Problem description: Transcribe everything in the data word for word. Pictures are left out.

Listing:
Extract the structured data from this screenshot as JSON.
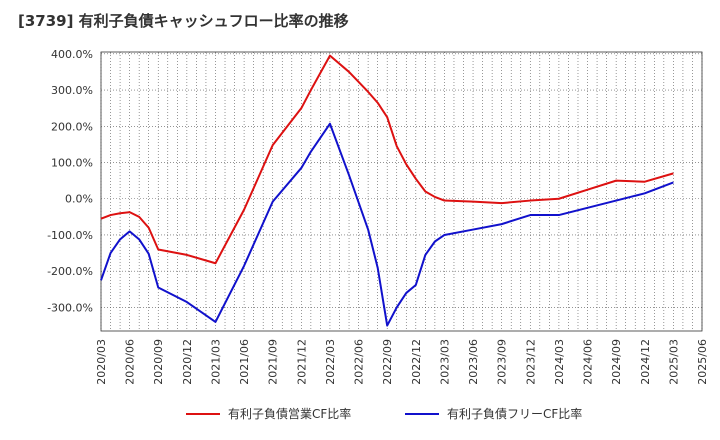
{
  "chart_data": {
    "type": "line",
    "title": "[3739]  有利子負債キャッシュフロー比率の推移",
    "xlabel": "",
    "ylabel": "",
    "x_ticks": [
      "2020/03",
      "2020/06",
      "2020/09",
      "2020/12",
      "2021/03",
      "2021/06",
      "2021/09",
      "2021/12",
      "2022/03",
      "2022/06",
      "2022/09",
      "2022/12",
      "2023/03",
      "2023/06",
      "2023/09",
      "2023/12",
      "2024/03",
      "2024/06",
      "2024/09",
      "2024/12",
      "2025/03",
      "2025/06"
    ],
    "y_ticks": [
      "400.0%",
      "300.0%",
      "200.0%",
      "100.0%",
      "0.0%",
      "-100.0%",
      "-200.0%",
      "-300.0%"
    ],
    "y_tick_values": [
      400,
      300,
      200,
      100,
      0,
      -100,
      -200,
      -300
    ],
    "ylim": [
      -365,
      405
    ],
    "xlim": [
      "2020/03",
      "2025/06"
    ],
    "grid": true,
    "legend_position": "bottom",
    "series": [
      {
        "name": "有利子負債営業CF比率",
        "color": "#dd1111",
        "points": [
          [
            "2020/03",
            -55
          ],
          [
            "2020/04",
            -45
          ],
          [
            "2020/05",
            -40
          ],
          [
            "2020/06",
            -37
          ],
          [
            "2020/07",
            -50
          ],
          [
            "2020/08",
            -80
          ],
          [
            "2020/09",
            -140
          ],
          [
            "2020/12",
            -155
          ],
          [
            "2021/03",
            -178
          ],
          [
            "2021/06",
            -30
          ],
          [
            "2021/09",
            148
          ],
          [
            "2021/12",
            250
          ],
          [
            "2022/01",
            300
          ],
          [
            "2022/03",
            395
          ],
          [
            "2022/05",
            350
          ],
          [
            "2022/07",
            295
          ],
          [
            "2022/08",
            265
          ],
          [
            "2022/09",
            225
          ],
          [
            "2022/10",
            145
          ],
          [
            "2022/11",
            95
          ],
          [
            "2022/12",
            55
          ],
          [
            "2023/01",
            20
          ],
          [
            "2023/02",
            5
          ],
          [
            "2023/03",
            -5
          ],
          [
            "2023/06",
            -8
          ],
          [
            "2023/09",
            -12
          ],
          [
            "2023/12",
            -5
          ],
          [
            "2024/03",
            0
          ],
          [
            "2024/06",
            25
          ],
          [
            "2024/09",
            50
          ],
          [
            "2024/12",
            47
          ],
          [
            "2025/03",
            70
          ]
        ]
      },
      {
        "name": "有利子負債フリーCF比率",
        "color": "#1111cc",
        "points": [
          [
            "2020/03",
            -225
          ],
          [
            "2020/04",
            -150
          ],
          [
            "2020/05",
            -112
          ],
          [
            "2020/06",
            -90
          ],
          [
            "2020/07",
            -112
          ],
          [
            "2020/08",
            -152
          ],
          [
            "2020/09",
            -245
          ],
          [
            "2020/12",
            -285
          ],
          [
            "2021/03",
            -340
          ],
          [
            "2021/06",
            -185
          ],
          [
            "2021/09",
            -8
          ],
          [
            "2021/12",
            85
          ],
          [
            "2022/01",
            130
          ],
          [
            "2022/03",
            207
          ],
          [
            "2022/05",
            65
          ],
          [
            "2022/07",
            -85
          ],
          [
            "2022/08",
            -190
          ],
          [
            "2022/09",
            -350
          ],
          [
            "2022/10",
            -300
          ],
          [
            "2022/11",
            -260
          ],
          [
            "2022/12",
            -238
          ],
          [
            "2023/01",
            -155
          ],
          [
            "2023/02",
            -118
          ],
          [
            "2023/03",
            -100
          ],
          [
            "2023/06",
            -85
          ],
          [
            "2023/09",
            -70
          ],
          [
            "2023/12",
            -45
          ],
          [
            "2024/03",
            -45
          ],
          [
            "2024/06",
            -25
          ],
          [
            "2024/09",
            -5
          ],
          [
            "2024/12",
            15
          ],
          [
            "2025/02",
            35
          ],
          [
            "2025/03",
            45
          ]
        ]
      }
    ]
  }
}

Solution below:
Extract the structured data from this screenshot as JSON.
{
  "chart_data": {
    "type": "line",
    "title": "[3739]  有利子負債キャッシュフロー比率の推移",
    "xlabel": "",
    "ylabel": "",
    "x_ticks": [
      "2020/03",
      "2020/06",
      "2020/09",
      "2020/12",
      "2021/03",
      "2021/06",
      "2021/09",
      "2021/12",
      "2022/03",
      "2022/06",
      "2022/09",
      "2022/12",
      "2023/03",
      "2023/06",
      "2023/09",
      "2023/12",
      "2024/03",
      "2024/06",
      "2024/09",
      "2024/12",
      "2025/03",
      "2025/06"
    ],
    "y_ticks": [
      "400.0%",
      "300.0%",
      "200.0%",
      "100.0%",
      "0.0%",
      "-100.0%",
      "-200.0%",
      "-300.0%"
    ],
    "y_tick_values": [
      400,
      300,
      200,
      100,
      0,
      -100,
      -200,
      -300
    ],
    "ylim": [
      -365,
      405
    ],
    "xlim": [
      "2020/03",
      "2025/06"
    ],
    "grid": true,
    "legend_position": "bottom",
    "series": [
      {
        "name": "有利子負債営業CF比率",
        "color": "#dd1111",
        "points": [
          [
            "2020/03",
            -55
          ],
          [
            "2020/04",
            -45
          ],
          [
            "2020/05",
            -40
          ],
          [
            "2020/06",
            -37
          ],
          [
            "2020/07",
            -50
          ],
          [
            "2020/08",
            -80
          ],
          [
            "2020/09",
            -140
          ],
          [
            "2020/12",
            -155
          ],
          [
            "2021/03",
            -178
          ],
          [
            "2021/06",
            -30
          ],
          [
            "2021/09",
            148
          ],
          [
            "2021/12",
            250
          ],
          [
            "2022/01",
            300
          ],
          [
            "2022/03",
            395
          ],
          [
            "2022/05",
            350
          ],
          [
            "2022/07",
            295
          ],
          [
            "2022/08",
            265
          ],
          [
            "2022/09",
            225
          ],
          [
            "2022/10",
            145
          ],
          [
            "2022/11",
            95
          ],
          [
            "2022/12",
            55
          ],
          [
            "2023/01",
            20
          ],
          [
            "2023/02",
            5
          ],
          [
            "2023/03",
            -5
          ],
          [
            "2023/06",
            -8
          ],
          [
            "2023/09",
            -12
          ],
          [
            "2023/12",
            -5
          ],
          [
            "2024/03",
            0
          ],
          [
            "2024/06",
            25
          ],
          [
            "2024/09",
            50
          ],
          [
            "2024/12",
            47
          ],
          [
            "2025/03",
            70
          ]
        ]
      },
      {
        "name": "有利子負債フリーCF比率",
        "color": "#1111cc",
        "points": [
          [
            "2020/03",
            -225
          ],
          [
            "2020/04",
            -150
          ],
          [
            "2020/05",
            -112
          ],
          [
            "2020/06",
            -90
          ],
          [
            "2020/07",
            -112
          ],
          [
            "2020/08",
            -152
          ],
          [
            "2020/09",
            -245
          ],
          [
            "2020/12",
            -285
          ],
          [
            "2021/03",
            -340
          ],
          [
            "2021/06",
            -185
          ],
          [
            "2021/09",
            -8
          ],
          [
            "2021/12",
            85
          ],
          [
            "2022/01",
            130
          ],
          [
            "2022/03",
            207
          ],
          [
            "2022/05",
            65
          ],
          [
            "2022/07",
            -85
          ],
          [
            "2022/08",
            -190
          ],
          [
            "2022/09",
            -350
          ],
          [
            "2022/10",
            -300
          ],
          [
            "2022/11",
            -260
          ],
          [
            "2022/12",
            -238
          ],
          [
            "2023/01",
            -155
          ],
          [
            "2023/02",
            -118
          ],
          [
            "2023/03",
            -100
          ],
          [
            "2023/06",
            -85
          ],
          [
            "2023/09",
            -70
          ],
          [
            "2023/12",
            -45
          ],
          [
            "2024/03",
            -45
          ],
          [
            "2024/06",
            -25
          ],
          [
            "2024/09",
            -5
          ],
          [
            "2024/12",
            15
          ],
          [
            "2025/02",
            35
          ],
          [
            "2025/03",
            45
          ]
        ]
      }
    ]
  }
}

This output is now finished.